◆ Exercise description ◆
Collect every line that includes the string "Rendimiento".

◆ Records supplied ◆
_ _ _ _ _
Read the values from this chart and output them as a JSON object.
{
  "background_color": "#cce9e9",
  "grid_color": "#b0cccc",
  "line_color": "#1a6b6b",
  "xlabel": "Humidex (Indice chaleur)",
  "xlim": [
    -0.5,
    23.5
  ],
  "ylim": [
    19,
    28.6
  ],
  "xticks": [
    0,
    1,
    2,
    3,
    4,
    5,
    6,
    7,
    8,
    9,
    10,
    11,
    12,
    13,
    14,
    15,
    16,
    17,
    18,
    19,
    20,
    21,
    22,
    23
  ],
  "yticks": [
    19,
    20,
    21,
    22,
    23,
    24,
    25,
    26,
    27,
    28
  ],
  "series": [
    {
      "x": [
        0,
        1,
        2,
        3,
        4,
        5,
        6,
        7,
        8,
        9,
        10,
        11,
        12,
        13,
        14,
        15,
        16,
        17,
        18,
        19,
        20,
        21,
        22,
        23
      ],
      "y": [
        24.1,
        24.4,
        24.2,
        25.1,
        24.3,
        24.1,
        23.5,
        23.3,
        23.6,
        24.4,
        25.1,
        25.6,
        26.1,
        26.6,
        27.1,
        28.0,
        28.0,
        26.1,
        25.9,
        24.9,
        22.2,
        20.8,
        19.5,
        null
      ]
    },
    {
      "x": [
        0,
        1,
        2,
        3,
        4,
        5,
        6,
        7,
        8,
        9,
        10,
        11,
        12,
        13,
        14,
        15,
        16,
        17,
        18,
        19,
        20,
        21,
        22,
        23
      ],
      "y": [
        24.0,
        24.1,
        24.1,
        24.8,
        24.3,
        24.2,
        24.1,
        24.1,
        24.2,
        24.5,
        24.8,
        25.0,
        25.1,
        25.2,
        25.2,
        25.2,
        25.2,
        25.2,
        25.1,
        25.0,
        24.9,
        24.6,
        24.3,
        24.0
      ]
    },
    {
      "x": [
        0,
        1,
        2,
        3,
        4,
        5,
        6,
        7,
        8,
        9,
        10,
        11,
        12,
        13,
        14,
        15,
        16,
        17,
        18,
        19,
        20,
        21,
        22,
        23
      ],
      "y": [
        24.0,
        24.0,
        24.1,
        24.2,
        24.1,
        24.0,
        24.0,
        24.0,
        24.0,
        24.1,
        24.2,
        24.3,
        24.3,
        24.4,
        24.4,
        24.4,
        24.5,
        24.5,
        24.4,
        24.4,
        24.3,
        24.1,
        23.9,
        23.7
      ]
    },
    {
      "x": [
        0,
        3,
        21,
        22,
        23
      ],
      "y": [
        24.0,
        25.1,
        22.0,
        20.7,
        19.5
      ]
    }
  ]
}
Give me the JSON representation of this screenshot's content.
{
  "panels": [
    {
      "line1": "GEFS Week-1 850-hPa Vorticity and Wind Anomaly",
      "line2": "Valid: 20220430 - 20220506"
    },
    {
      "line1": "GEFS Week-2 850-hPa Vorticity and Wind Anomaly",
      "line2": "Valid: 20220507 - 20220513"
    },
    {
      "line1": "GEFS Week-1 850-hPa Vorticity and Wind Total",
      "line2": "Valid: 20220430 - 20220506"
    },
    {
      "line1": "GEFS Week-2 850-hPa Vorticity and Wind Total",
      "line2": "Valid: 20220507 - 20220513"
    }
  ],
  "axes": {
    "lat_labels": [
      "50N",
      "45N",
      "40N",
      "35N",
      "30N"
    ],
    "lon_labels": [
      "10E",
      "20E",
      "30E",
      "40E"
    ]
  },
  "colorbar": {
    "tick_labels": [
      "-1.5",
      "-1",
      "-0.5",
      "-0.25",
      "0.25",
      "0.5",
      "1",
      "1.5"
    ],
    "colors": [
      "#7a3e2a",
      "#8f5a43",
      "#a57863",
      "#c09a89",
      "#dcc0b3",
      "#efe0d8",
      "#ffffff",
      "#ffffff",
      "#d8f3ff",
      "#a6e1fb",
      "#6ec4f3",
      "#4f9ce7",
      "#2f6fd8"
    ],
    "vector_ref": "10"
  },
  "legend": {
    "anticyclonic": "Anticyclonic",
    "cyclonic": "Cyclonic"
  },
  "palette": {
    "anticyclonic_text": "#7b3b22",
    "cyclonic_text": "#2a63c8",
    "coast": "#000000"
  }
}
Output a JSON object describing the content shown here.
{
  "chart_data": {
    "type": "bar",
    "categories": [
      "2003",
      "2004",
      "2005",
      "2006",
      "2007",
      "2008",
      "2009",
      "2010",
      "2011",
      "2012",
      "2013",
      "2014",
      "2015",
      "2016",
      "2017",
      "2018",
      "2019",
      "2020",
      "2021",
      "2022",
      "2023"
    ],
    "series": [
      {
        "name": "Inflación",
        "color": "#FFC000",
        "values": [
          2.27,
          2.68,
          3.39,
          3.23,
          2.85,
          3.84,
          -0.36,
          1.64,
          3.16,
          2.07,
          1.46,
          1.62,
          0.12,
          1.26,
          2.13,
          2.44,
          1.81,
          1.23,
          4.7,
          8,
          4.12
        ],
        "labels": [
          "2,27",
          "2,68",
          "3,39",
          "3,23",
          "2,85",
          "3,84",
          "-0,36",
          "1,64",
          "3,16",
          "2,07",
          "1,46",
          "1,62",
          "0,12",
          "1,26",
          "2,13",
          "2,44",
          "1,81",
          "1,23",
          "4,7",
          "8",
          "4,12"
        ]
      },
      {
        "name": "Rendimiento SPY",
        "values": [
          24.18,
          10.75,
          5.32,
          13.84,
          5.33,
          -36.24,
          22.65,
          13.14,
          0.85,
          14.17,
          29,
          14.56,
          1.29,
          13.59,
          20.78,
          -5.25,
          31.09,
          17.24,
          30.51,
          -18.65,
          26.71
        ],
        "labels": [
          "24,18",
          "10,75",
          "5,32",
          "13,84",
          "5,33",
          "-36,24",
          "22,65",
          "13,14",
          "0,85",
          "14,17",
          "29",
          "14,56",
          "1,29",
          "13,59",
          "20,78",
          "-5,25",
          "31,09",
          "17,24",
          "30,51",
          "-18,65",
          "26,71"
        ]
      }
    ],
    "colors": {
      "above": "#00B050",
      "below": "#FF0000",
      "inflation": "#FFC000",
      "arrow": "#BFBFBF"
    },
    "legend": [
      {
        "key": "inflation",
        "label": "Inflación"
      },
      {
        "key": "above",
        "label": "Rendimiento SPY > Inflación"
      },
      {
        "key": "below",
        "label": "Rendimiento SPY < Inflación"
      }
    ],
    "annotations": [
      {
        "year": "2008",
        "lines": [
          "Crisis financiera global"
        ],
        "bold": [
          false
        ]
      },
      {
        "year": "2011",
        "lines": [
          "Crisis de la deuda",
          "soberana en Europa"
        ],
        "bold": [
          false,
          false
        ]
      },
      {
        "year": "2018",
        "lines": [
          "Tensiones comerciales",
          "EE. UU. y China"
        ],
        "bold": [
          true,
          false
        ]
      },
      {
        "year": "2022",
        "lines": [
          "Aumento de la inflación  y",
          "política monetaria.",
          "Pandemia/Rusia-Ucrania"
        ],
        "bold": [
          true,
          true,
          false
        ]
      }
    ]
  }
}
_ _ _ _ _
◆ Result ◆
        "name": "Rendimiento SPY",
        "label": "Rendimiento SPY > Inflación"
        "label": "Rendimiento SPY < Inflación"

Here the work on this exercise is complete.